# Start of RECORDS FOR PROCESSING

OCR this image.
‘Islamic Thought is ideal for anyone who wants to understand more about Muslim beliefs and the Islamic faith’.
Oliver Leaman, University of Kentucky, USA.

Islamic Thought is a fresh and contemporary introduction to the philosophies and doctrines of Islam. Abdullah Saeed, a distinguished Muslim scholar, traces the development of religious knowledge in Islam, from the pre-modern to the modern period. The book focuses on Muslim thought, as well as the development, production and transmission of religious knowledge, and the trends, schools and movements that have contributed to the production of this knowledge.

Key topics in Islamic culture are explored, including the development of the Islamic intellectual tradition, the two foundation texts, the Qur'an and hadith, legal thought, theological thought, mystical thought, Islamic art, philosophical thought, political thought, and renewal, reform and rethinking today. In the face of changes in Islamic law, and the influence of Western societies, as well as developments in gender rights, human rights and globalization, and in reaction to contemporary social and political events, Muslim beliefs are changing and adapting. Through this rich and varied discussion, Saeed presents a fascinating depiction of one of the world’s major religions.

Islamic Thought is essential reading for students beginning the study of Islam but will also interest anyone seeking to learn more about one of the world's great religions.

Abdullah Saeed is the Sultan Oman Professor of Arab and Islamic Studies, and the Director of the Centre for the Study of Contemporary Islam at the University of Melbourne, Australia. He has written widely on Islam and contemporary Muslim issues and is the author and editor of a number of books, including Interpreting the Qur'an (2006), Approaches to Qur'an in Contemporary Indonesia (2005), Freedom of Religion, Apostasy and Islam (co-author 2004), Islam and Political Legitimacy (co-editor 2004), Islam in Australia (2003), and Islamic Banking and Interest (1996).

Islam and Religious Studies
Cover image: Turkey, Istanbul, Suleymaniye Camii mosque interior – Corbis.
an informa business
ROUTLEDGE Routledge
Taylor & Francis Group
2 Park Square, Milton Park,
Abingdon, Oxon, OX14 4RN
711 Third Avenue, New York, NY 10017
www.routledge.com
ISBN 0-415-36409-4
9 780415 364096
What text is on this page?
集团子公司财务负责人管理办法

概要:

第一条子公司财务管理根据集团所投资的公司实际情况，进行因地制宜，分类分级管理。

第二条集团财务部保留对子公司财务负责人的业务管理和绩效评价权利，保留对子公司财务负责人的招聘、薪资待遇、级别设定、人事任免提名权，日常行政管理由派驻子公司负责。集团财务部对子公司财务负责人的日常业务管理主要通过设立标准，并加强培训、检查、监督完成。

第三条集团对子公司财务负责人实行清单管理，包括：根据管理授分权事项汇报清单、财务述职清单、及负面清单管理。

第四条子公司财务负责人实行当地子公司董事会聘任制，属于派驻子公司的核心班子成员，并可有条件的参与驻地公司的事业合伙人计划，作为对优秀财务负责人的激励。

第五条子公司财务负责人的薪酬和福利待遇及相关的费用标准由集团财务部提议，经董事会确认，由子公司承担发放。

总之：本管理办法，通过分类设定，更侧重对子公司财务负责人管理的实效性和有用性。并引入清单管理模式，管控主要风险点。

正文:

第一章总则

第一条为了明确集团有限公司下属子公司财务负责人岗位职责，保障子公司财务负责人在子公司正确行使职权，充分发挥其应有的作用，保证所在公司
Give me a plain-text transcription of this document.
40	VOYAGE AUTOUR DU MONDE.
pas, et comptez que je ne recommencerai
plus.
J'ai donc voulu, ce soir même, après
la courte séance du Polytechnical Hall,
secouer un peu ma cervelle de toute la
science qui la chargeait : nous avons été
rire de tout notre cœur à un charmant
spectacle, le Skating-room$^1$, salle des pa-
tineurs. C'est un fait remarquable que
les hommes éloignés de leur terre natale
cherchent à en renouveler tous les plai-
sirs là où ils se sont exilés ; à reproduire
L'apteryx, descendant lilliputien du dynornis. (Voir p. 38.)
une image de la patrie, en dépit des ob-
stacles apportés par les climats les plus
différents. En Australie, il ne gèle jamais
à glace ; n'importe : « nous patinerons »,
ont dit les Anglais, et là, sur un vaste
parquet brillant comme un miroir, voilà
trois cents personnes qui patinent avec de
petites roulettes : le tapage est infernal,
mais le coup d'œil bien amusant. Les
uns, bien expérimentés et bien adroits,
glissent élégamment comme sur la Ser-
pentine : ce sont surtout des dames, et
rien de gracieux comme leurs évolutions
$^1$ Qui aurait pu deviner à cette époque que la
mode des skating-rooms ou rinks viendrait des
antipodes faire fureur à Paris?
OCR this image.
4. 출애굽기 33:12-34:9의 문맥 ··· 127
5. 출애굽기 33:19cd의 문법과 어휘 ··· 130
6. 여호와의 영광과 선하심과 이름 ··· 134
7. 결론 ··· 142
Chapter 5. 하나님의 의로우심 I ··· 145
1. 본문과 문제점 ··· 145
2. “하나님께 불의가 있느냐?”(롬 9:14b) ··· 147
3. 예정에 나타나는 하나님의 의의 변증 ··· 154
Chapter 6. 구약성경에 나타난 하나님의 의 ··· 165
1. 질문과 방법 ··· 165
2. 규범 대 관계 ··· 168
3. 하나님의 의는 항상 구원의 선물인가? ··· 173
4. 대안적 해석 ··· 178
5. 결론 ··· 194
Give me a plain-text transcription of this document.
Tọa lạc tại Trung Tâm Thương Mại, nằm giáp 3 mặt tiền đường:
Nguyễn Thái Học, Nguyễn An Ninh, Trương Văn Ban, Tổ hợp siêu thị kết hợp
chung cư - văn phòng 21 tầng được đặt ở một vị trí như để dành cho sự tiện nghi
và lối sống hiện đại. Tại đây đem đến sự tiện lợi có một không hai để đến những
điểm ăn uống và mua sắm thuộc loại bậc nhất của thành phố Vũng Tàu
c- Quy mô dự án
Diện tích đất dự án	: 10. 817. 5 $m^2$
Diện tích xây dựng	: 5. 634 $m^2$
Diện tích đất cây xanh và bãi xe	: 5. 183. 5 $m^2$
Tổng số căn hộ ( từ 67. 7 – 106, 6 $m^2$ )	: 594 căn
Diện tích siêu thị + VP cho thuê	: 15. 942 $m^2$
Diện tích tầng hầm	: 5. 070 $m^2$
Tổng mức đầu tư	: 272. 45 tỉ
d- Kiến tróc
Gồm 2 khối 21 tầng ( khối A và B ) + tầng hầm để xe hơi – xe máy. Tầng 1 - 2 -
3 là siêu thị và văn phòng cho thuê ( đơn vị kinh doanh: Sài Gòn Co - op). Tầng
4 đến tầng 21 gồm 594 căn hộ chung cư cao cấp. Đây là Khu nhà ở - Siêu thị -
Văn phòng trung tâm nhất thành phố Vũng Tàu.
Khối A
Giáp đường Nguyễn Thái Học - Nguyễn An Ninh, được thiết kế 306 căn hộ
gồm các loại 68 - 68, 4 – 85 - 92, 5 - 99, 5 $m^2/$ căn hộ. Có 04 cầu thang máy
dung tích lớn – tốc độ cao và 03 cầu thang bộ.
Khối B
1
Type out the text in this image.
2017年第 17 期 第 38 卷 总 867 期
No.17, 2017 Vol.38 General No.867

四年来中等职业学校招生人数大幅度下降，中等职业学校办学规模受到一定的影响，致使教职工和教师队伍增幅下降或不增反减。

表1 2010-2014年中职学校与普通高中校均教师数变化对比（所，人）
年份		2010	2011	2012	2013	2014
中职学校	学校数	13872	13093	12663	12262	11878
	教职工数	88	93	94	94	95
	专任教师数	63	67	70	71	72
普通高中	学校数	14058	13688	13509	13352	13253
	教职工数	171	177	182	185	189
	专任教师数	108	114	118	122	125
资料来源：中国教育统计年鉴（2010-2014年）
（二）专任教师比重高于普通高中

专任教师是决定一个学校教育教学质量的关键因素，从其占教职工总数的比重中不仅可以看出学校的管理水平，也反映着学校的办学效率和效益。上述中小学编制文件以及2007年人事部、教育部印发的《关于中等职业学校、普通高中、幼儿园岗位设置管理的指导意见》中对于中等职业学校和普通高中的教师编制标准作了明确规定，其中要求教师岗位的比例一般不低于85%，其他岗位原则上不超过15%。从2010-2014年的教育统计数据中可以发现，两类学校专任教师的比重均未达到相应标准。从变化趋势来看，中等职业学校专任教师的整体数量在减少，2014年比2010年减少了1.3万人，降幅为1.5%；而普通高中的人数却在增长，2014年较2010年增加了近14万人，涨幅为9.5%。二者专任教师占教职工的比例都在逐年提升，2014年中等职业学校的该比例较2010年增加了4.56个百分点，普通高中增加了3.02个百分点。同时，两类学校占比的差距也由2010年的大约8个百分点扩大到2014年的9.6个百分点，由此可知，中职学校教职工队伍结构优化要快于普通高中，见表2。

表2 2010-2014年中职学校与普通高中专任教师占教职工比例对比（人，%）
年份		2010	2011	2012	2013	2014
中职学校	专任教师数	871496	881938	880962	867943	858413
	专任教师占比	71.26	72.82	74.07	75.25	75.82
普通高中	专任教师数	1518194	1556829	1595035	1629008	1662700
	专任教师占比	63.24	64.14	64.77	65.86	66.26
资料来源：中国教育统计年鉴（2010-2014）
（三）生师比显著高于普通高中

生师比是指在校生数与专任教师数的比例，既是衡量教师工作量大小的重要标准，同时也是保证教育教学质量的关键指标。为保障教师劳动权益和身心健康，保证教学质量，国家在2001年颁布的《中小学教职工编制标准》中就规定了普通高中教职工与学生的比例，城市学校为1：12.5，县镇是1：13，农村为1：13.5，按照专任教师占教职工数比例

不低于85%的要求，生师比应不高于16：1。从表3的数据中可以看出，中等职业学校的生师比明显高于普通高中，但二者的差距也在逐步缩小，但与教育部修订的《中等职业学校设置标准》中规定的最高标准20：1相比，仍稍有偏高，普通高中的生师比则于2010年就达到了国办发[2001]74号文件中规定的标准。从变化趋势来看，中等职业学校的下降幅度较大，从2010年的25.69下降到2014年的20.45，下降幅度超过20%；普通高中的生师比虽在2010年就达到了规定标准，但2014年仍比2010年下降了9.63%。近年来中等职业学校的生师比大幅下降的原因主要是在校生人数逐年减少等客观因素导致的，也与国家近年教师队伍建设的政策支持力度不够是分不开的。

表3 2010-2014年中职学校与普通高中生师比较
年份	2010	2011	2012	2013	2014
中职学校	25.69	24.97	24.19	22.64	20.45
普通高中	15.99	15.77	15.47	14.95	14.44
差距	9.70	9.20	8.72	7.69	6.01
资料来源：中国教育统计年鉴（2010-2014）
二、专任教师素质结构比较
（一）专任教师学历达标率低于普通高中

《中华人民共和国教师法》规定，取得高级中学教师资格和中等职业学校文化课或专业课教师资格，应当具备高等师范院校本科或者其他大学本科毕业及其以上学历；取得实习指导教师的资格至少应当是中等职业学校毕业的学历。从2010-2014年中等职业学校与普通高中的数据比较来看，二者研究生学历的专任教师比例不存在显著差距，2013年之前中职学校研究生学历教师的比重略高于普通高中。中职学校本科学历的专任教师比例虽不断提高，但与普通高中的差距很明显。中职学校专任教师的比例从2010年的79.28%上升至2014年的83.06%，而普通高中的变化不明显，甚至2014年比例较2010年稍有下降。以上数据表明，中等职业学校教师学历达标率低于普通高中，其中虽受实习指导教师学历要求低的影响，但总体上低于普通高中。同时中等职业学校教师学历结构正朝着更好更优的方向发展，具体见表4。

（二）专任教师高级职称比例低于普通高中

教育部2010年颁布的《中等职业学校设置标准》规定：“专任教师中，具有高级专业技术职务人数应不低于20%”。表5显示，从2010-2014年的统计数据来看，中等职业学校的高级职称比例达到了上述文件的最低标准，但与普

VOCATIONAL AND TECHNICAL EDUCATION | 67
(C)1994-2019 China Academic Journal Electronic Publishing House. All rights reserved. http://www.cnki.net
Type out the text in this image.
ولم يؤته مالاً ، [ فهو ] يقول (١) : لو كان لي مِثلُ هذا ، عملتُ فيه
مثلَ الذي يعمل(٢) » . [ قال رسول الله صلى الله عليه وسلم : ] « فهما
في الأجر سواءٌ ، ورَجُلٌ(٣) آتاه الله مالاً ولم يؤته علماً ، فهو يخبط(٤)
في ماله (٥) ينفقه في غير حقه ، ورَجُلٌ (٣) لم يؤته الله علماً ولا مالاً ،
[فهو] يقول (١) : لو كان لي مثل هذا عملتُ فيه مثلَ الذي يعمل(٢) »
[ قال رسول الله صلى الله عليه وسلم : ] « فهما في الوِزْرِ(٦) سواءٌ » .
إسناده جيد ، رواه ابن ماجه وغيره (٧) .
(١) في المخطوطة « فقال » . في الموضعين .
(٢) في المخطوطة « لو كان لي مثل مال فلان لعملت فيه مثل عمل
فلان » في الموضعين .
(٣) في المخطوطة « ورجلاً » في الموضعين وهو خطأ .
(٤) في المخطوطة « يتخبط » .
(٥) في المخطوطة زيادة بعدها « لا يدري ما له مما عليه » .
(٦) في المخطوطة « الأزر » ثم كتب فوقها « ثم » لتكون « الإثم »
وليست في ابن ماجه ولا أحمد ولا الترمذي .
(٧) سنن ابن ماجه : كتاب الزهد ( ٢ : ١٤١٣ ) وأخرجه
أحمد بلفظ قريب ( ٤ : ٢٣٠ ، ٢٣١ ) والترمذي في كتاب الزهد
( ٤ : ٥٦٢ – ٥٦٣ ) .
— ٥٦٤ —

# End of RECORDS FOR PROCESSING

TASK BRIEF | Check each line of the entries above for the word "sont". List the ones that have it.

THE REPLY |
sirs là où ils se sont exilés ; à reproduire
pentine : ce sont surtout des dames, et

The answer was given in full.